-- GIVEN RECORDS start --

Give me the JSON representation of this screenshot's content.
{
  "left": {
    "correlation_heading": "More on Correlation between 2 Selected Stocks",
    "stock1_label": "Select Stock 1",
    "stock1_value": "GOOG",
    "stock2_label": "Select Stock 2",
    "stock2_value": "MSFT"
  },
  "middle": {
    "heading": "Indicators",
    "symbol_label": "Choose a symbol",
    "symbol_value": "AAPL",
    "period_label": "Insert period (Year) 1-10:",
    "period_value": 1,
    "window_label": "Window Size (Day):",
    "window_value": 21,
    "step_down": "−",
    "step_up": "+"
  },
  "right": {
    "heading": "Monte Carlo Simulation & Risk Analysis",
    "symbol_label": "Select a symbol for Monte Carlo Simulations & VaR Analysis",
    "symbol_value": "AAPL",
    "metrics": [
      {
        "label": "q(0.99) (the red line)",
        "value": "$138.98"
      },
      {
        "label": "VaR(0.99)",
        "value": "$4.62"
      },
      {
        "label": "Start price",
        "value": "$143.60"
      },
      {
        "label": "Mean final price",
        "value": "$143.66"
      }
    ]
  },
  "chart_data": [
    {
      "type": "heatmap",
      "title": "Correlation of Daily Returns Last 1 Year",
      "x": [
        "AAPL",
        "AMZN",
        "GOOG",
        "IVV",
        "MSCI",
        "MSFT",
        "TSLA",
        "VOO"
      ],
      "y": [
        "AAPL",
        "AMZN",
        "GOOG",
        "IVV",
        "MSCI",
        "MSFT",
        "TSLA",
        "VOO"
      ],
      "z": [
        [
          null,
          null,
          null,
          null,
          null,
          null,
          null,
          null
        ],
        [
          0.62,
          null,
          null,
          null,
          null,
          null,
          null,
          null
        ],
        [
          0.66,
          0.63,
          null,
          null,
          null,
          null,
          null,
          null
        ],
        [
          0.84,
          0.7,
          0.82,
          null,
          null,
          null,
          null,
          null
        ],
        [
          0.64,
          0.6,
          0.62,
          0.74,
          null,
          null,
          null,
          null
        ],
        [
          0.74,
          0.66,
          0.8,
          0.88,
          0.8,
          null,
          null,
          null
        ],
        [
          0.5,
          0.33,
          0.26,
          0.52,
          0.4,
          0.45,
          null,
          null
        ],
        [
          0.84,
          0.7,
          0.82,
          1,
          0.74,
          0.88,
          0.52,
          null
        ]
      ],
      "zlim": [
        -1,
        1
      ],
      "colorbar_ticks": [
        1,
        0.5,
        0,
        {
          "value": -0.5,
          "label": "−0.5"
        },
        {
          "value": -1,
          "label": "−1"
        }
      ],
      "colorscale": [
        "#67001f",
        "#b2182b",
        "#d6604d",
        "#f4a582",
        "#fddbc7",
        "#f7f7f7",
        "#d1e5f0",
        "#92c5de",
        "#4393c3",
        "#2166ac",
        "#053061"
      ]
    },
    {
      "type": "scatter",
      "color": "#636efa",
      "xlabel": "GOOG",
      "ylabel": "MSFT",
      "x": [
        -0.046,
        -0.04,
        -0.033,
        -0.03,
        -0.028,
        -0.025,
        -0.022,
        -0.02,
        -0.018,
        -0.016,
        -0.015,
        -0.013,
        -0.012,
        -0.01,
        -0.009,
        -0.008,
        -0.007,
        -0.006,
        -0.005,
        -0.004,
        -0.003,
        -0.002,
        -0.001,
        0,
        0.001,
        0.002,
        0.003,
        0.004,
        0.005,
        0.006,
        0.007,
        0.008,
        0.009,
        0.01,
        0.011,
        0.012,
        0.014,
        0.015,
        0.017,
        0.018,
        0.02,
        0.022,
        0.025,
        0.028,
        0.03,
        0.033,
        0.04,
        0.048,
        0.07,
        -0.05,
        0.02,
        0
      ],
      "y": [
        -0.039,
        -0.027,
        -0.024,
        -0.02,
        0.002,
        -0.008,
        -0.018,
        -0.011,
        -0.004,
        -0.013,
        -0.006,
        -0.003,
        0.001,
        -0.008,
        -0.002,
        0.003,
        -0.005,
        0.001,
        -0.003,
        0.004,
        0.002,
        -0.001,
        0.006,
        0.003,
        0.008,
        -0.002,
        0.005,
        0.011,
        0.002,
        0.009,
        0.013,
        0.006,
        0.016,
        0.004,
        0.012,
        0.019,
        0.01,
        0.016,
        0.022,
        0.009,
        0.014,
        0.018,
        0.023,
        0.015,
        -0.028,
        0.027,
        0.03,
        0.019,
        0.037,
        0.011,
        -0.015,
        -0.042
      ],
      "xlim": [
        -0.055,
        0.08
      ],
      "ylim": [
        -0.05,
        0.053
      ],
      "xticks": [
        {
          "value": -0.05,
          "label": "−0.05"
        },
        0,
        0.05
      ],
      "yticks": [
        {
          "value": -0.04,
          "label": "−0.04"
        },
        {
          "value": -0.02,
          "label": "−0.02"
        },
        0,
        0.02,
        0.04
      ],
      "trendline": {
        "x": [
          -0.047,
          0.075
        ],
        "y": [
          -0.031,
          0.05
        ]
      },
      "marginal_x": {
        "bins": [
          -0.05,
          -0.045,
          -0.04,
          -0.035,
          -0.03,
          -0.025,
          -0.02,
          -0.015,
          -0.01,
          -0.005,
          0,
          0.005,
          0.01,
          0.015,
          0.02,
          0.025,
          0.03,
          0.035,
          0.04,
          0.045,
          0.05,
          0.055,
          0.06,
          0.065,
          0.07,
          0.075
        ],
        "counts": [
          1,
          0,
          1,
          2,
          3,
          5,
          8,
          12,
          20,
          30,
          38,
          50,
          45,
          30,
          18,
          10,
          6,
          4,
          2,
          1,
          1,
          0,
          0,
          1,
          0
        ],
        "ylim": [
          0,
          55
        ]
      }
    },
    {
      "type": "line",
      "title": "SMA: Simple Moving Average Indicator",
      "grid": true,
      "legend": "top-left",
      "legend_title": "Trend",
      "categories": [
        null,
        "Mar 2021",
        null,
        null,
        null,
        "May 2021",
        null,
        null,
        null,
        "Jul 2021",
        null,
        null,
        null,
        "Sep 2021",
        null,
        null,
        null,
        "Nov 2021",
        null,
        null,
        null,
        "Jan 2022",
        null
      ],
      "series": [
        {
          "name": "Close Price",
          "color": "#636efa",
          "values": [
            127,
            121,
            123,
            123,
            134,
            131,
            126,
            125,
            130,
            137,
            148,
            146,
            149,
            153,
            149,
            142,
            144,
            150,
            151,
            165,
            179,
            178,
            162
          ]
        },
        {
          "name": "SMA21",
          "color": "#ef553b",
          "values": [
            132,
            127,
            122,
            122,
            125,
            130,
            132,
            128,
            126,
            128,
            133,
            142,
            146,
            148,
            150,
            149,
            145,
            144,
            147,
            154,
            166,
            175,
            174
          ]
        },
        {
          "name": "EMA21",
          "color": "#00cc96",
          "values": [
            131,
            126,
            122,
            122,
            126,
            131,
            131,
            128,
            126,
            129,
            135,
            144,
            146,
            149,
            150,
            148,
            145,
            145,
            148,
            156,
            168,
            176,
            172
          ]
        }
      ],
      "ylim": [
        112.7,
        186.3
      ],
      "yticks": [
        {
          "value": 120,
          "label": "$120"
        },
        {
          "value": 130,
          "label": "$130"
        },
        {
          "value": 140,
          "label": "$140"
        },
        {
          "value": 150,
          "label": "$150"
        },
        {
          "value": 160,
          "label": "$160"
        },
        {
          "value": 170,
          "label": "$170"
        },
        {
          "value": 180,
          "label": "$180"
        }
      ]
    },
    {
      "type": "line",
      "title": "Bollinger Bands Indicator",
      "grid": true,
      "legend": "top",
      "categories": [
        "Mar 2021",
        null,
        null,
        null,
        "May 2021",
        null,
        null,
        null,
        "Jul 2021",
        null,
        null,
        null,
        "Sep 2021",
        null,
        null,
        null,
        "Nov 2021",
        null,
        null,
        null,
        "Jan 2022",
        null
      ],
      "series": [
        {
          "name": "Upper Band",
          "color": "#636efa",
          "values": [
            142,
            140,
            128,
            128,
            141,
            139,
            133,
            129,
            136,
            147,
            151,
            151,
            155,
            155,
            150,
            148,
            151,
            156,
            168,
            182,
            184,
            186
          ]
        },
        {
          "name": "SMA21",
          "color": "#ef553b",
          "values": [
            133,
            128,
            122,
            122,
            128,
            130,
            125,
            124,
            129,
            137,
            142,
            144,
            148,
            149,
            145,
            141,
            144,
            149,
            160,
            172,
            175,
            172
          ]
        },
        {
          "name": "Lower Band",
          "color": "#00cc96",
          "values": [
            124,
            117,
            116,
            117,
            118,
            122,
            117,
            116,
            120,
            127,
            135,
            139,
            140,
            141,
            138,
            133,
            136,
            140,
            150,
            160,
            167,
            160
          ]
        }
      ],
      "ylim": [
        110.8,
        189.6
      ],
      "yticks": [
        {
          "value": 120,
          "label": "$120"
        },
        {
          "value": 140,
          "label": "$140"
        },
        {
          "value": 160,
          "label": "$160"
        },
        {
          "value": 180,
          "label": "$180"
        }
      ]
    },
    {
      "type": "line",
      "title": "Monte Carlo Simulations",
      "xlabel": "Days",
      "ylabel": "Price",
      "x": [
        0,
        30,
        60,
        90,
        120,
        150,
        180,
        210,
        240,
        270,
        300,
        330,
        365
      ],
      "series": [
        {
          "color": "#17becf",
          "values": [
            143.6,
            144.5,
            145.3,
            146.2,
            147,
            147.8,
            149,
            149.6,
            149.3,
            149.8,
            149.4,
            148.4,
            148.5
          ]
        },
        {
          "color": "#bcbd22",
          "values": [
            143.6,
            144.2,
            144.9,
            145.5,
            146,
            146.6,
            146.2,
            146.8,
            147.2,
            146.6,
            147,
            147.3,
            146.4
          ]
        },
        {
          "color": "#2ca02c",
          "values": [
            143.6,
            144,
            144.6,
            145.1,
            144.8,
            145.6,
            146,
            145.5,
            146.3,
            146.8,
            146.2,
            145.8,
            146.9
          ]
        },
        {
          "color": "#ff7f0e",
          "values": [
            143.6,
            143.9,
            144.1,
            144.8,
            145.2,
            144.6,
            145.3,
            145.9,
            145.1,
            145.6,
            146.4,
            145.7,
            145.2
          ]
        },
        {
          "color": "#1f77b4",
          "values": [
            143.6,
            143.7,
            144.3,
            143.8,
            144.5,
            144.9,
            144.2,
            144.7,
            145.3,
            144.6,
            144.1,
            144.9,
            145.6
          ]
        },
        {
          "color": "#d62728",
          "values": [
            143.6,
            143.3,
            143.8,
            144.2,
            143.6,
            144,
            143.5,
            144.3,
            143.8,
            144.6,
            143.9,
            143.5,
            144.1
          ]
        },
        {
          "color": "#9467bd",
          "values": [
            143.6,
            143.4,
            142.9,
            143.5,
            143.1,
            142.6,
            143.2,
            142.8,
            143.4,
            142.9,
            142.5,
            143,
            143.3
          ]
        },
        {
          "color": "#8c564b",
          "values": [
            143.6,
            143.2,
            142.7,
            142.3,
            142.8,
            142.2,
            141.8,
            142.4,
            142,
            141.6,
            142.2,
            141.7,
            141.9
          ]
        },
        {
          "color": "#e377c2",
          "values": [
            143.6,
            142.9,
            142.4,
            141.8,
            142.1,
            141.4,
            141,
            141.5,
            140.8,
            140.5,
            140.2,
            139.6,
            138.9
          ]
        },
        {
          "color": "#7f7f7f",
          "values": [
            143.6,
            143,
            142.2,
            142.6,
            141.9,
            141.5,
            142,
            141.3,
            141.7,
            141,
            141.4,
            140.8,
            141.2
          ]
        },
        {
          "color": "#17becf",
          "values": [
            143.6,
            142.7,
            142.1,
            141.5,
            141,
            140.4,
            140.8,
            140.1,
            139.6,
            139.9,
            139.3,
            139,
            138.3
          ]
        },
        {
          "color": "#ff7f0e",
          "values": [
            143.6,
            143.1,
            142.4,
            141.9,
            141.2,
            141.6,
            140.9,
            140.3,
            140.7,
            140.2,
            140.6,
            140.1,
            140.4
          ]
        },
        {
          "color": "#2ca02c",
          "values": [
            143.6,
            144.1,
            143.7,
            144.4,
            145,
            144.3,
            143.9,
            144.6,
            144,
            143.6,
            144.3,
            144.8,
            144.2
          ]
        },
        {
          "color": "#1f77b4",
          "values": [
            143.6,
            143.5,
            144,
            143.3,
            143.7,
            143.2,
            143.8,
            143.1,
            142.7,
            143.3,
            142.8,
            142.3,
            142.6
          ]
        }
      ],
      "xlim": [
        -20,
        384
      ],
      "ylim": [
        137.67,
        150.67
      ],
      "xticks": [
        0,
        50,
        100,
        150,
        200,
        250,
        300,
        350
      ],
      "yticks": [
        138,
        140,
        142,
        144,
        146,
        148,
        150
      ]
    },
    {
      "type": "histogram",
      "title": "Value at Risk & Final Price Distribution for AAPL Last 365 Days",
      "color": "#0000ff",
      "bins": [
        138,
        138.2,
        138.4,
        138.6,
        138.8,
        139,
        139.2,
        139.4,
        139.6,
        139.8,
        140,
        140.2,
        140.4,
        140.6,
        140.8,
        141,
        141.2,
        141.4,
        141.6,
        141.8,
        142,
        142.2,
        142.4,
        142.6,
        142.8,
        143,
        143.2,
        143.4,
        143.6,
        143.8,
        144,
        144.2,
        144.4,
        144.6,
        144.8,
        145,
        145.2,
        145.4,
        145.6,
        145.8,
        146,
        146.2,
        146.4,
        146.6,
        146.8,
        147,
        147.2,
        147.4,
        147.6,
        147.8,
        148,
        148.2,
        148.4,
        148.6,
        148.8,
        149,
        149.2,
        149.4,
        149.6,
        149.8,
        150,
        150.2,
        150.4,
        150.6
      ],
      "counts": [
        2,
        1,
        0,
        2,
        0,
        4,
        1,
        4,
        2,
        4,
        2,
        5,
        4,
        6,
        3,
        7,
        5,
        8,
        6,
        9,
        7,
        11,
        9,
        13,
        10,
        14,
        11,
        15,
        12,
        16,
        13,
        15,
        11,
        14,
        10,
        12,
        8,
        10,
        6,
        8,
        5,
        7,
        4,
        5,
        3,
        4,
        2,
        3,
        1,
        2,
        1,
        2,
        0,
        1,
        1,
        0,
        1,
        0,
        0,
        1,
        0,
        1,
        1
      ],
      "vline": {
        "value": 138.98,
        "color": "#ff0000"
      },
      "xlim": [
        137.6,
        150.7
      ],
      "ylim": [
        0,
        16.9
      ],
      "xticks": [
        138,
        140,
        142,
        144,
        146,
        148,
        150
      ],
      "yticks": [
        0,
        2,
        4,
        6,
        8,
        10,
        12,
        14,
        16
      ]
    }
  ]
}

-- GIVEN RECORDS end --

#### YOUR INSTRUCTIONS
Find each line that has the word "Monte", then copy it out.

#### EXERCISE ANSWER
    "heading": "Monte Carlo Simulation & Risk Analysis",
    "symbol_label": "Select a symbol for Monte Carlo Simulations & VaR Analysis",
      "title": "Monte Carlo Simulations",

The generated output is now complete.